# WORK TO BE COMPLETED
Report all lines holding "Flux".

# Items from a data source
—————

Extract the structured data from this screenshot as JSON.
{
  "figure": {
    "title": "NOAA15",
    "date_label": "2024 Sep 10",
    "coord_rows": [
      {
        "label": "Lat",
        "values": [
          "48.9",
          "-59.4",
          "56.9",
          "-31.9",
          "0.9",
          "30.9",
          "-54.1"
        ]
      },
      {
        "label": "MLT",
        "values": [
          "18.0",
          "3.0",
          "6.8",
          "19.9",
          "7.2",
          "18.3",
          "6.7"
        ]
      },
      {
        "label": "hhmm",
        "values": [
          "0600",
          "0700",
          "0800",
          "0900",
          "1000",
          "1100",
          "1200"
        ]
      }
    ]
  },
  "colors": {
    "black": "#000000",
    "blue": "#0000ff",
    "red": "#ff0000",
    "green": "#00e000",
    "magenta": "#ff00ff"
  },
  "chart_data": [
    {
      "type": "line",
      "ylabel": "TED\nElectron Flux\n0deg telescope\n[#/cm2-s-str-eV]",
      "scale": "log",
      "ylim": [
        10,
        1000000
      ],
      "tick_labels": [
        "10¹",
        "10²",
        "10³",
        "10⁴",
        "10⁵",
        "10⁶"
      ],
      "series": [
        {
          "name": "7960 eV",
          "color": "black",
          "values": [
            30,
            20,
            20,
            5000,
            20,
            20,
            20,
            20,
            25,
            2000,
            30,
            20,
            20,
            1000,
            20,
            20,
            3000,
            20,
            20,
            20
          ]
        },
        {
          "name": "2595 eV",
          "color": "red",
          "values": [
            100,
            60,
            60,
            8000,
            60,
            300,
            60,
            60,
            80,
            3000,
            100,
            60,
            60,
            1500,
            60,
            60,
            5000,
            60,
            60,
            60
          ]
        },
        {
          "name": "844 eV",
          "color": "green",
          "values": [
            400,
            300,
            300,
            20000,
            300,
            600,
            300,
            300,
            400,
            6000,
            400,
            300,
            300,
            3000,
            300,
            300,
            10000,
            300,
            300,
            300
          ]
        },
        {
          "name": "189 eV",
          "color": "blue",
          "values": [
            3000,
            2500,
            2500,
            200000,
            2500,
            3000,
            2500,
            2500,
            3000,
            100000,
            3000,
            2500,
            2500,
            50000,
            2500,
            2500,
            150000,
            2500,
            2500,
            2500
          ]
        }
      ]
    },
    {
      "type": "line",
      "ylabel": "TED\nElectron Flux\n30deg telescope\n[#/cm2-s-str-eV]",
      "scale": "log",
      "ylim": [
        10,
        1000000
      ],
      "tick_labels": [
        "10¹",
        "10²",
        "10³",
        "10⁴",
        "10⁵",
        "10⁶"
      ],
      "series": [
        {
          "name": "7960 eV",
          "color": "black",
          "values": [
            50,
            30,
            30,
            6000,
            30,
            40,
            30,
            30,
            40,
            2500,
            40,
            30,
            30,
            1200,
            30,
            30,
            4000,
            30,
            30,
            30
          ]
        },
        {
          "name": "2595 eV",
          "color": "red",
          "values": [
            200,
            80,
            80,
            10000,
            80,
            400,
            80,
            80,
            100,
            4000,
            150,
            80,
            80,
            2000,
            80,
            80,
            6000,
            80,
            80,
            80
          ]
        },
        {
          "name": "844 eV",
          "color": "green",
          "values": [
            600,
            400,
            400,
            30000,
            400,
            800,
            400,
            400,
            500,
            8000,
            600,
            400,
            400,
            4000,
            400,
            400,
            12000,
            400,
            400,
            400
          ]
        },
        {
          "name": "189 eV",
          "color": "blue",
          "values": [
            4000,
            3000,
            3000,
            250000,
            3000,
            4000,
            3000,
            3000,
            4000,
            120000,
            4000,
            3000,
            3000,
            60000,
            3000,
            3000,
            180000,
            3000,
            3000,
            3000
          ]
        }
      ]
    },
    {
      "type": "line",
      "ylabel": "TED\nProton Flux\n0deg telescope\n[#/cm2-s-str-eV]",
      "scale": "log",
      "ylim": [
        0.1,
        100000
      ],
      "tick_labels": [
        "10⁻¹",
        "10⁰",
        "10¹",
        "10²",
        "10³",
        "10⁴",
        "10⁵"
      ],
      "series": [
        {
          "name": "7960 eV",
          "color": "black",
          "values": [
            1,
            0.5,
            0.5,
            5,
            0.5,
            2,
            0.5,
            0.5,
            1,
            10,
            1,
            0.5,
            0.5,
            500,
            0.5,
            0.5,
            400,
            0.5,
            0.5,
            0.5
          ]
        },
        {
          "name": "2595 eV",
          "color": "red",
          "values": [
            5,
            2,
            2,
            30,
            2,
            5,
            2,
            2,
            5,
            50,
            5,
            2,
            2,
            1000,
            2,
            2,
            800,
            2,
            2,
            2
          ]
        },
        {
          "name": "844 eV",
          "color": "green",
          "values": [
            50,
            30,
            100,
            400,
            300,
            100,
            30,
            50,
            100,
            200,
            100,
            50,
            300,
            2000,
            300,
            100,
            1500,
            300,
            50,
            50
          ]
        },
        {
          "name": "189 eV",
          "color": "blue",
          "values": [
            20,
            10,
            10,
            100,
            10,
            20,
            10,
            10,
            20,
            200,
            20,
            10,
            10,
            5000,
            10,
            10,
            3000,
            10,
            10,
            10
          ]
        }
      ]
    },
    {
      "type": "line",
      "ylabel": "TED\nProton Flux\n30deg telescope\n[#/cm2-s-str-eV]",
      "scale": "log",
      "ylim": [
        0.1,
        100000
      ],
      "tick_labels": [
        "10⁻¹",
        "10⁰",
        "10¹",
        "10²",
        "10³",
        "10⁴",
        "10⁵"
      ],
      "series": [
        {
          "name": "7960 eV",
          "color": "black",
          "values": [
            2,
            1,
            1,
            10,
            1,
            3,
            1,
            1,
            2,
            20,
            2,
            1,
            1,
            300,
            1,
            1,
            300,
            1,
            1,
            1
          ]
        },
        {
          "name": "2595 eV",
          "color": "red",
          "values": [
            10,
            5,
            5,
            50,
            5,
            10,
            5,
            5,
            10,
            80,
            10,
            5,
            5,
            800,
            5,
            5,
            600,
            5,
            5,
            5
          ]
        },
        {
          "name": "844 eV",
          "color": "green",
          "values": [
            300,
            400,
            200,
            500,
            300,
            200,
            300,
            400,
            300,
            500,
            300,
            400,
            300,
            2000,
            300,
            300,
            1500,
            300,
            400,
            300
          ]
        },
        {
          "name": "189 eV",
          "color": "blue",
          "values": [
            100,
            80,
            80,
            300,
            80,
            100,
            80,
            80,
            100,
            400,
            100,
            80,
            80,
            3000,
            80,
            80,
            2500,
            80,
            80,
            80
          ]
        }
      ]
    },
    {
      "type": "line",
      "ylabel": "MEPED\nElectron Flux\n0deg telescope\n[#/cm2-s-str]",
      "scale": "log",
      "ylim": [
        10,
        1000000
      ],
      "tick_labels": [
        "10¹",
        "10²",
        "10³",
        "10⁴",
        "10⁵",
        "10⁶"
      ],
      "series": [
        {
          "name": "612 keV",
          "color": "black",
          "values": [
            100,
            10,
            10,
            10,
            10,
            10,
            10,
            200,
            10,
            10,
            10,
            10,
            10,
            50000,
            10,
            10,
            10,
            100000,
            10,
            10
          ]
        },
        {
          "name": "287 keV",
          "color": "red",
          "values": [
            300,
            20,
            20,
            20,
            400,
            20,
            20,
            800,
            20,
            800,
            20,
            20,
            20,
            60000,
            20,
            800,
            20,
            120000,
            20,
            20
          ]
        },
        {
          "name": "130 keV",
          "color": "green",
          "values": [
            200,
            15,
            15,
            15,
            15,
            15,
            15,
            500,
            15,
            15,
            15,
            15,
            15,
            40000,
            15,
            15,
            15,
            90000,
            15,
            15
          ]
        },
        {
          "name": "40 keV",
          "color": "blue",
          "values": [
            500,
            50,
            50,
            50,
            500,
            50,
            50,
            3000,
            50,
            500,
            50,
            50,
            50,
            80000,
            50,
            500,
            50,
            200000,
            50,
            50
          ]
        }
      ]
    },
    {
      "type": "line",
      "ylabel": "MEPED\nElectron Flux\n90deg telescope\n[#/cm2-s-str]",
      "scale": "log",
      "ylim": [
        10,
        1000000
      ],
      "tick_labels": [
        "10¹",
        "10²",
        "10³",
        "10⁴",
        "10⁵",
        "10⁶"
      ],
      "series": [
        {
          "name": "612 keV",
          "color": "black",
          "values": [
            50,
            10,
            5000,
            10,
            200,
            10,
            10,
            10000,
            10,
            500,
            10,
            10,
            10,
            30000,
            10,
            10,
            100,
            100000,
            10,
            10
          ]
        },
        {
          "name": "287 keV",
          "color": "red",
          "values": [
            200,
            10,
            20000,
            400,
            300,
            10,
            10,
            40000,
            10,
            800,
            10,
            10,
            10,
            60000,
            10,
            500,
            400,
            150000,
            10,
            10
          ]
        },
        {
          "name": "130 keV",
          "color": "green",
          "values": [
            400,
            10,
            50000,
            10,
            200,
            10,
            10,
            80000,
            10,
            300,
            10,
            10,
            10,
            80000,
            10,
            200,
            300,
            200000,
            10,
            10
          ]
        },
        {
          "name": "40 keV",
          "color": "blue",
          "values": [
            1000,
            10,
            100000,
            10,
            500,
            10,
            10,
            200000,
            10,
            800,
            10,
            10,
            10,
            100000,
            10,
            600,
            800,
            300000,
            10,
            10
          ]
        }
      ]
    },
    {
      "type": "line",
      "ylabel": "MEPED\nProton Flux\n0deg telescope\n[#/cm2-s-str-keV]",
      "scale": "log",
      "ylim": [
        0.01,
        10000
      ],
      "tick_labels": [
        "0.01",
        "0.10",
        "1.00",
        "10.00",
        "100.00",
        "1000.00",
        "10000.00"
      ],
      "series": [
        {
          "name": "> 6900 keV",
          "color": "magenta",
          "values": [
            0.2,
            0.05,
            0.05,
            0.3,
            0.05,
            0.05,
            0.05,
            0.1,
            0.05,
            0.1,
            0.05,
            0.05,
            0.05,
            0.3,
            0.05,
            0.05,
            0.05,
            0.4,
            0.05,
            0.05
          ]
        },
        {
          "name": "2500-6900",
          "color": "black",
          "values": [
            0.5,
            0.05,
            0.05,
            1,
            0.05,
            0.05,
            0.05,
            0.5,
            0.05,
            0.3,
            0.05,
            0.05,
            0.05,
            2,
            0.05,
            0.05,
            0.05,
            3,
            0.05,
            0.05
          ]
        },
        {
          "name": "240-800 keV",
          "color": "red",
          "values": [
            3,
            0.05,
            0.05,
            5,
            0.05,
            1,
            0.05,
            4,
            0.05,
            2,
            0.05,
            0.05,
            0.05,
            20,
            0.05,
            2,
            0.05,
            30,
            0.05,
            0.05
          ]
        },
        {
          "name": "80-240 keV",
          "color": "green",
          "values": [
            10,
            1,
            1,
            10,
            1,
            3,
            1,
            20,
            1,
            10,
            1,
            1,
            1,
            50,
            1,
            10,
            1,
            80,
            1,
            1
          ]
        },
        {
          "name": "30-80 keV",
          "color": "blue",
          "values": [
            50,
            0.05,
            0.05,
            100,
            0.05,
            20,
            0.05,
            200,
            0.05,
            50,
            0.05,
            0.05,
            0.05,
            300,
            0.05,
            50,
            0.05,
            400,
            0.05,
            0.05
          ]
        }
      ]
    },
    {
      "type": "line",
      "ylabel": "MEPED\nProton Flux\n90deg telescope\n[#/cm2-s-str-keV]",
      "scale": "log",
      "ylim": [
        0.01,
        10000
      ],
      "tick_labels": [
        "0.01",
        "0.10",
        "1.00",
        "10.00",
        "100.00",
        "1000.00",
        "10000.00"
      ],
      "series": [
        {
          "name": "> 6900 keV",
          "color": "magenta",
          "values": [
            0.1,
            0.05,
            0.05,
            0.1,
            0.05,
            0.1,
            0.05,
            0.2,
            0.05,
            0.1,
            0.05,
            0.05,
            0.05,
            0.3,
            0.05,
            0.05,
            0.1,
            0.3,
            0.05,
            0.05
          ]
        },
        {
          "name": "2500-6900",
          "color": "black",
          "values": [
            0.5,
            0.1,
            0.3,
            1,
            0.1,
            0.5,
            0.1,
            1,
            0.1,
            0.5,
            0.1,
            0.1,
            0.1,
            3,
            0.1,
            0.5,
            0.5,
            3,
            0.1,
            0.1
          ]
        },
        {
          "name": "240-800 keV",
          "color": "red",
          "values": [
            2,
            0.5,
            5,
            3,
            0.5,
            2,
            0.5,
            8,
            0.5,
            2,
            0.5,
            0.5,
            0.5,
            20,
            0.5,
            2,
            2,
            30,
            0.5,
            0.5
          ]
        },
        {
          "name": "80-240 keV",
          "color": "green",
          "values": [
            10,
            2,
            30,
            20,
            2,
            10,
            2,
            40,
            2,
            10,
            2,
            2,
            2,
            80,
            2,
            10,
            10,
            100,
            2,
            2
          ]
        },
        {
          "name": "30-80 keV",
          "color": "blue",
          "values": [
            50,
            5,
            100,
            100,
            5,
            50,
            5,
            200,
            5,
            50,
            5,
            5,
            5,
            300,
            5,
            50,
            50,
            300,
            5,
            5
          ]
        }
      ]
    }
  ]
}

—————

# ANSWER TO THIS TASK
      "ylabel": "TED\nElectron Flux\n0deg telescope\n[#/cm2-s-str-eV]",
      "ylabel": "TED\nElectron Flux\n30deg telescope\n[#/cm2-s-str-eV]",
      "ylabel": "TED\nProton Flux\n0deg telescope\n[#/cm2-s-str-eV]",
      "ylabel": "TED\nProton Flux\n30deg telescope\n[#/cm2-s-str-eV]",
      "ylabel": "MEPED\nElectron Flux\n0deg telescope\n[#/cm2-s-str]",
      "ylabel": "MEPED\nElectron Flux\n90deg telescope\n[#/cm2-s-str]",
      "ylabel": "MEPED\nProton Flux\n0deg telescope\n[#/cm2-s-str-keV]",
      "ylabel": "MEPED\nProton Flux\n90deg telescope\n[#/cm2-s-str-keV]",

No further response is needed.